* [Problem to work on]
Leave out the pictures and return every entry exactly as it appears.

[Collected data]

---------------

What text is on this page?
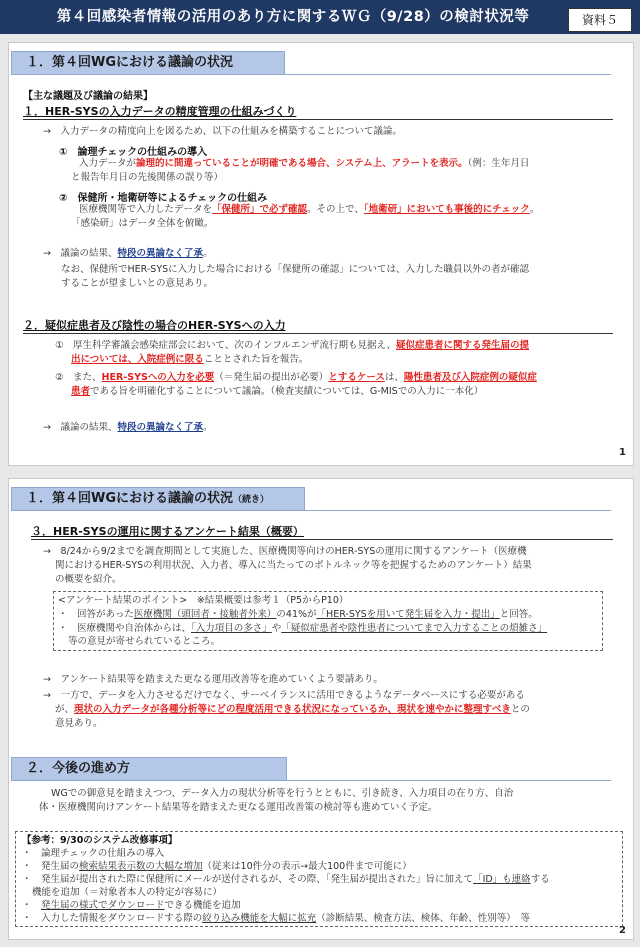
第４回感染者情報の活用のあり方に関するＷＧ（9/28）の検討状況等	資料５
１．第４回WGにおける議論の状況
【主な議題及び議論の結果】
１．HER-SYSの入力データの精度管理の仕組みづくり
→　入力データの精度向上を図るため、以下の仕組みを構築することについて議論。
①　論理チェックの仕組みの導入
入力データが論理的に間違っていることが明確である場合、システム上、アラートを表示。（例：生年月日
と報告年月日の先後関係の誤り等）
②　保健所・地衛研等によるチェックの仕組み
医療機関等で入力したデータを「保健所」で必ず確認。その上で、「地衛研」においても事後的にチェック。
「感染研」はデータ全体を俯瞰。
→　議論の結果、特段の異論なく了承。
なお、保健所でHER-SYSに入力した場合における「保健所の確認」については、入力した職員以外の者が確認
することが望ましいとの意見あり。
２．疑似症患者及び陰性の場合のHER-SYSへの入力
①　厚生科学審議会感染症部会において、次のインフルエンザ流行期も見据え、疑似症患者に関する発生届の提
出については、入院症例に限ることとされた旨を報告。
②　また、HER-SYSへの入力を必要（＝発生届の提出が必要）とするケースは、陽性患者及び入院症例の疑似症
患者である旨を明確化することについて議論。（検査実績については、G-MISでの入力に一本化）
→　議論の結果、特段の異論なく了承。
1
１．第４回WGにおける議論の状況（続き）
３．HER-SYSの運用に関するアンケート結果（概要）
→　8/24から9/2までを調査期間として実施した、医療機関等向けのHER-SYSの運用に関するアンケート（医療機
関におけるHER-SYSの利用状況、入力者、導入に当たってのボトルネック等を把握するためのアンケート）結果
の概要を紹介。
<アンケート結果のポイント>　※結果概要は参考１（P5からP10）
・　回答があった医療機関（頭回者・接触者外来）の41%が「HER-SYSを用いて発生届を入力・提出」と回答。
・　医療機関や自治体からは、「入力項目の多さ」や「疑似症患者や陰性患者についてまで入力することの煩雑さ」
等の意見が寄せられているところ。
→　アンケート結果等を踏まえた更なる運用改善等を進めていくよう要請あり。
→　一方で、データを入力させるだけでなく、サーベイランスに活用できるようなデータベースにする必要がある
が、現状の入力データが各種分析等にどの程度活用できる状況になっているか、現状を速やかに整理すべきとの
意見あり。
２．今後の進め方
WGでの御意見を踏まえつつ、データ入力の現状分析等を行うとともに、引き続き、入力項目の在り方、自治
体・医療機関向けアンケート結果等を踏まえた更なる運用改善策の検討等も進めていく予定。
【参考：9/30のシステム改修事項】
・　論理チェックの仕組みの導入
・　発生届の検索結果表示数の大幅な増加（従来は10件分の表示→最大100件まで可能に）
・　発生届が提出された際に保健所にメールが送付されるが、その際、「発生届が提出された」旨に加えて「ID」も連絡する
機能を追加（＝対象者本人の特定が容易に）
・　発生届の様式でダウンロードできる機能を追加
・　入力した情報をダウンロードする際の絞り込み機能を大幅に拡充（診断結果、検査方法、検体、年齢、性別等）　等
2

---------------

* [Complete response]
What text is on this page?
第４回感染者情報の活用のあり方に関するＷＧ（9/28）の検討状況等	資料５
１．第４回WGにおける議論の状況
【主な議題及び議論の結果】
１．HER-SYSの入力データの精度管理の仕組みづくり
→　入力データの精度向上を図るため、以下の仕組みを構築することについて議論。
①　論理チェックの仕組みの導入
入力データが論理的に間違っていることが明確である場合、システム上、アラートを表示。（例：生年月日
と報告年月日の先後関係の誤り等）
②　保健所・地衛研等によるチェックの仕組み
医療機関等で入力したデータを「保健所」で必ず確認。その上で、「地衛研」においても事後的にチェック。
「感染研」はデータ全体を俯瞰。
→　議論の結果、特段の異論なく了承。
なお、保健所でHER-SYSに入力した場合における「保健所の確認」については、入力した職員以外の者が確認
することが望ましいとの意見あり。
２．疑似症患者及び陰性の場合のHER-SYSへの入力
①　厚生科学審議会感染症部会において、次のインフルエンザ流行期も見据え、疑似症患者に関する発生届の提
出については、入院症例に限ることとされた旨を報告。
②　また、HER-SYSへの入力を必要（＝発生届の提出が必要）とするケースは、陽性患者及び入院症例の疑似症
患者である旨を明確化することについて議論。（検査実績については、G-MISでの入力に一本化）
→　議論の結果、特段の異論なく了承。
1
１．第４回WGにおける議論の状況（続き）
３．HER-SYSの運用に関するアンケート結果（概要）
→　8/24から9/2までを調査期間として実施した、医療機関等向けのHER-SYSの運用に関するアンケート（医療機
関におけるHER-SYSの利用状況、入力者、導入に当たってのボトルネック等を把握するためのアンケート）結果
の概要を紹介。
<アンケート結果のポイント>　※結果概要は参考１（P5からP10）
・　回答があった医療機関（頭回者・接触者外来）の41%が「HER-SYSを用いて発生届を入力・提出」と回答。
・　医療機関や自治体からは、「入力項目の多さ」や「疑似症患者や陰性患者についてまで入力することの煩雑さ」
等の意見が寄せられているところ。
→　アンケート結果等を踏まえた更なる運用改善等を進めていくよう要請あり。
→　一方で、データを入力させるだけでなく、サーベイランスに活用できるようなデータベースにする必要がある
が、現状の入力データが各種分析等にどの程度活用できる状況になっているか、現状を速やかに整理すべきとの
意見あり。
２．今後の進め方
WGでの御意見を踏まえつつ、データ入力の現状分析等を行うとともに、引き続き、入力項目の在り方、自治
体・医療機関向けアンケート結果等を踏まえた更なる運用改善策の検討等も進めていく予定。
【参考：9/30のシステム改修事項】
・　論理チェックの仕組みの導入
・　発生届の検索結果表示数の大幅な増加（従来は10件分の表示→最大100件まで可能に）
・　発生届が提出された際に保健所にメールが送付されるが、その際、「発生届が提出された」旨に加えて「ID」も連絡する
機能を追加（＝対象者本人の特定が容易に）
・　発生届の様式でダウンロードできる機能を追加
・　入力した情報をダウンロードする際の絞り込み機能を大幅に拡充（診断結果、検査方法、検体、年齢、性別等）　等
2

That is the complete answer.